start
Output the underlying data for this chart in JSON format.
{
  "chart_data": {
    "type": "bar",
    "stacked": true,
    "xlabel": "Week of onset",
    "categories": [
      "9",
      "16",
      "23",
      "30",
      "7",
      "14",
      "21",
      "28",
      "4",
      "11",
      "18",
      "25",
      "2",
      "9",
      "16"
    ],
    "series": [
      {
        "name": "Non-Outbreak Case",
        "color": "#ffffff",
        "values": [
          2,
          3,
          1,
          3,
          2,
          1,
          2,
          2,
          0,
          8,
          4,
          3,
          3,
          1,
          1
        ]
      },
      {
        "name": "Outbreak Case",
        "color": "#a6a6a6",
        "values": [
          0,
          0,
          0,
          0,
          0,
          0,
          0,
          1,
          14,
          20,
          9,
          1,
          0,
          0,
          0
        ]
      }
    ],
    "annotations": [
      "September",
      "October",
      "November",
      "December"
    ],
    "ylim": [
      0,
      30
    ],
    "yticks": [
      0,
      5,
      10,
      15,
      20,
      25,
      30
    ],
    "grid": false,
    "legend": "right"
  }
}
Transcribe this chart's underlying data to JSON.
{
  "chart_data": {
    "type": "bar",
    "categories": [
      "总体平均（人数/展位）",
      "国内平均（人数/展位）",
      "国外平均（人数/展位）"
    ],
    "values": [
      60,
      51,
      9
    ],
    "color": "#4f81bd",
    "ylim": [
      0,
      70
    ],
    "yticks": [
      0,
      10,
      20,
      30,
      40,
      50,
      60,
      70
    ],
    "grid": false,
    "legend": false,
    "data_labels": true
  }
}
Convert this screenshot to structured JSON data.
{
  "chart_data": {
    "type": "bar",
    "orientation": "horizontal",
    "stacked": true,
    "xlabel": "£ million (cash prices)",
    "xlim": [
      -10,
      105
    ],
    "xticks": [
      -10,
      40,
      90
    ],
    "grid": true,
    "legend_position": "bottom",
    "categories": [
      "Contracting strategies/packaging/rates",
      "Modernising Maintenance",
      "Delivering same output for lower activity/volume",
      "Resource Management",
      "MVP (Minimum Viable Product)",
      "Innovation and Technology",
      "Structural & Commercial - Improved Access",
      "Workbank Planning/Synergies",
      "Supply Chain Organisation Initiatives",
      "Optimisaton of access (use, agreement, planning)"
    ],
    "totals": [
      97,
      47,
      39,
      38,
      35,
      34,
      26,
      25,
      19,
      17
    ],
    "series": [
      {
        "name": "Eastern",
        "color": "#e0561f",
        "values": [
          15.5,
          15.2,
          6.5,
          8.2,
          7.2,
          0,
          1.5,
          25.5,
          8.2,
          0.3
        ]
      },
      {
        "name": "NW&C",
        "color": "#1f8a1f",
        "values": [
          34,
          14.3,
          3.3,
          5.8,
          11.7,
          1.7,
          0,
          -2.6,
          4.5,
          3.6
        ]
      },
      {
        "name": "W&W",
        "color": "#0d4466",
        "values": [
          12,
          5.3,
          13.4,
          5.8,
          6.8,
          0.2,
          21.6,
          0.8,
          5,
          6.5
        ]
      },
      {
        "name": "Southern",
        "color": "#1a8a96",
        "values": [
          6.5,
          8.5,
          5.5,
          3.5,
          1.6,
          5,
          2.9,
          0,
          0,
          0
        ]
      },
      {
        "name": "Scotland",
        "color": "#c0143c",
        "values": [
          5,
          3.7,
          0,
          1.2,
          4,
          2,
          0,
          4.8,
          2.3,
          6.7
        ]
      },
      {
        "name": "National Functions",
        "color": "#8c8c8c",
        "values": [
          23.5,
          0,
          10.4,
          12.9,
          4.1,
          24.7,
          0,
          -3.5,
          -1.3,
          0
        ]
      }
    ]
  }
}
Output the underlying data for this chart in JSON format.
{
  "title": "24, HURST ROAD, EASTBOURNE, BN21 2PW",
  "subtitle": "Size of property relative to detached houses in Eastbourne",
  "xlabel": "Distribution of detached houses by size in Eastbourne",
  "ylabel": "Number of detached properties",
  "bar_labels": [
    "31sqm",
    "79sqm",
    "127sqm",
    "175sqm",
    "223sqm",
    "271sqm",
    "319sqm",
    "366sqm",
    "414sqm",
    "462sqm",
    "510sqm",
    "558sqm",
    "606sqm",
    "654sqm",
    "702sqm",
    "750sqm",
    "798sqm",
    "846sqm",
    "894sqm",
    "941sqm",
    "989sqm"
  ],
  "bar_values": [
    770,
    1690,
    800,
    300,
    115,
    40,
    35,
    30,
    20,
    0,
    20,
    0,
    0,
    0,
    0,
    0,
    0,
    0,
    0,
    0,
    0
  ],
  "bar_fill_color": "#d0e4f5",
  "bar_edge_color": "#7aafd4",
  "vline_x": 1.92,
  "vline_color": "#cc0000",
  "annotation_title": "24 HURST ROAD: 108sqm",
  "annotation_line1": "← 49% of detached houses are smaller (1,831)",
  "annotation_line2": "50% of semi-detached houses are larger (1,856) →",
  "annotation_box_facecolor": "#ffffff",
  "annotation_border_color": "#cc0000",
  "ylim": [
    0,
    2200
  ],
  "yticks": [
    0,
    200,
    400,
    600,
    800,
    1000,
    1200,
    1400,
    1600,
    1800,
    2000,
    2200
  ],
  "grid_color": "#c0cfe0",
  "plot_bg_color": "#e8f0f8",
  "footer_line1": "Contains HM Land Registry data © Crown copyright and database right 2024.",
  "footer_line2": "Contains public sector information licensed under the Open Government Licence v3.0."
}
end
Exercise goal: Repeat the records exactly, including every line.

Task solution:
Output the underlying data for this chart in JSON format.
{
  "chart_data": {
    "type": "bar",
    "stacked": true,
    "xlabel": "Week of onset",
    "categories": [
      "9",
      "16",
      "23",
      "30",
      "7",
      "14",
      "21",
      "28",
      "4",
      "11",
      "18",
      "25",
      "2",
      "9",
      "16"
    ],
    "series": [
      {
        "name": "Non-Outbreak Case",
        "color": "#ffffff",
        "values": [
          2,
          3,
          1,
          3,
          2,
          1,
          2,
          2,
          0,
          8,
          4,
          3,
          3,
          1,
          1
        ]
      },
      {
        "name": "Outbreak Case",
        "color": "#a6a6a6",
        "values": [
          0,
          0,
          0,
          0,
          0,
          0,
          0,
          1,
          14,
          20,
          9,
          1,
          0,
          0,
          0
        ]
      }
    ],
    "annotations": [
      "September",
      "October",
      "November",
      "December"
    ],
    "ylim": [
      0,
      30
    ],
    "yticks": [
      0,
      5,
      10,
      15,
      20,
      25,
      30
    ],
    "grid": false,
    "legend": "right"
  }
}
Transcribe this chart's underlying data to JSON.
{
  "chart_data": {
    "type": "bar",
    "categories": [
      "总体平均（人数/展位）",
      "国内平均（人数/展位）",
      "国外平均（人数/展位）"
    ],
    "values": [
      60,
      51,
      9
    ],
    "color": "#4f81bd",
    "ylim": [
      0,
      70
    ],
    "yticks": [
      0,
      10,
      20,
      30,
      40,
      50,
      60,
      70
    ],
    "grid": false,
    "legend": false,
    "data_labels": true
  }
}
Convert this screenshot to structured JSON data.
{
  "chart_data": {
    "type": "bar",
    "orientation": "horizontal",
    "stacked": true,
    "xlabel": "£ million (cash prices)",
    "xlim": [
      -10,
      105
    ],
    "xticks": [
      -10,
      40,
      90
    ],
    "grid": true,
    "legend_position": "bottom",
    "categories": [
      "Contracting strategies/packaging/rates",
      "Modernising Maintenance",
      "Delivering same output for lower activity/volume",
      "Resource Management",
      "MVP (Minimum Viable Product)",
      "Innovation and Technology",
      "Structural & Commercial - Improved Access",
      "Workbank Planning/Synergies",
      "Supply Chain Organisation Initiatives",
      "Optimisaton of access (use, agreement, planning)"
    ],
    "totals": [
      97,
      47,
      39,
      38,
      35,
      34,
      26,
      25,
      19,
      17
    ],
    "series": [
      {
        "name": "Eastern",
        "color": "#e0561f",
        "values": [
          15.5,
          15.2,
          6.5,
          8.2,
          7.2,
          0,
          1.5,
          25.5,
          8.2,
          0.3
        ]
      },
      {
        "name": "NW&C",
        "color": "#1f8a1f",
        "values": [
          34,
          14.3,
          3.3,
          5.8,
          11.7,
          1.7,
          0,
          -2.6,
          4.5,
          3.6
        ]
      },
      {
        "name": "W&W",
        "color": "#0d4466",
        "values": [
          12,
          5.3,
          13.4,
          5.8,
          6.8,
          0.2,
          21.6,
          0.8,
          5,
          6.5
        ]
      },
      {
        "name": "Southern",
        "color": "#1a8a96",
        "values": [
          6.5,
          8.5,
          5.5,
          3.5,
          1.6,
          5,
          2.9,
          0,
          0,
          0
        ]
      },
      {
        "name": "Scotland",
        "color": "#c0143c",
        "values": [
          5,
          3.7,
          0,
          1.2,
          4,
          2,
          0,
          4.8,
          2.3,
          6.7
        ]
      },
      {
        "name": "National Functions",
        "color": "#8c8c8c",
        "values": [
          23.5,
          0,
          10.4,
          12.9,
          4.1,
          24.7,
          0,
          -3.5,
          -1.3,
          0
        ]
      }
    ]
  }
}
Output the underlying data for this chart in JSON format.
{
  "title": "24, HURST ROAD, EASTBOURNE, BN21 2PW",
  "subtitle": "Size of property relative to detached houses in Eastbourne",
  "xlabel": "Distribution of detached houses by size in Eastbourne",
  "ylabel": "Number of detached properties",
  "bar_labels": [
    "31sqm",
    "79sqm",
    "127sqm",
    "175sqm",
    "223sqm",
    "271sqm",
    "319sqm",
    "366sqm",
    "414sqm",
    "462sqm",
    "510sqm",
    "558sqm",
    "606sqm",
    "654sqm",
    "702sqm",
    "750sqm",
    "798sqm",
    "846sqm",
    "894sqm",
    "941sqm",
    "989sqm"
  ],
  "bar_values": [
    770,
    1690,
    800,
    300,
    115,
    40,
    35,
    30,
    20,
    0,
    20,
    0,
    0,
    0,
    0,
    0,
    0,
    0,
    0,
    0,
    0
  ],
  "bar_fill_color": "#d0e4f5",
  "bar_edge_color": "#7aafd4",
  "vline_x": 1.92,
  "vline_color": "#cc0000",
  "annotation_title": "24 HURST ROAD: 108sqm",
  "annotation_line1": "← 49% of detached houses are smaller (1,831)",
  "annotation_line2": "50% of semi-detached houses are larger (1,856) →",
  "annotation_box_facecolor": "#ffffff",
  "annotation_border_color": "#cc0000",
  "ylim": [
    0,
    2200
  ],
  "yticks": [
    0,
    200,
    400,
    600,
    800,
    1000,
    1200,
    1400,
    1600,
    1800,
    2000,
    2200
  ],
  "grid_color": "#c0cfe0",
  "plot_bg_color": "#e8f0f8",
  "footer_line1": "Contains HM Land Registry data © Crown copyright and database right 2024.",
  "footer_line2": "Contains public sector information licensed under the Open Government Licence v3.0."
}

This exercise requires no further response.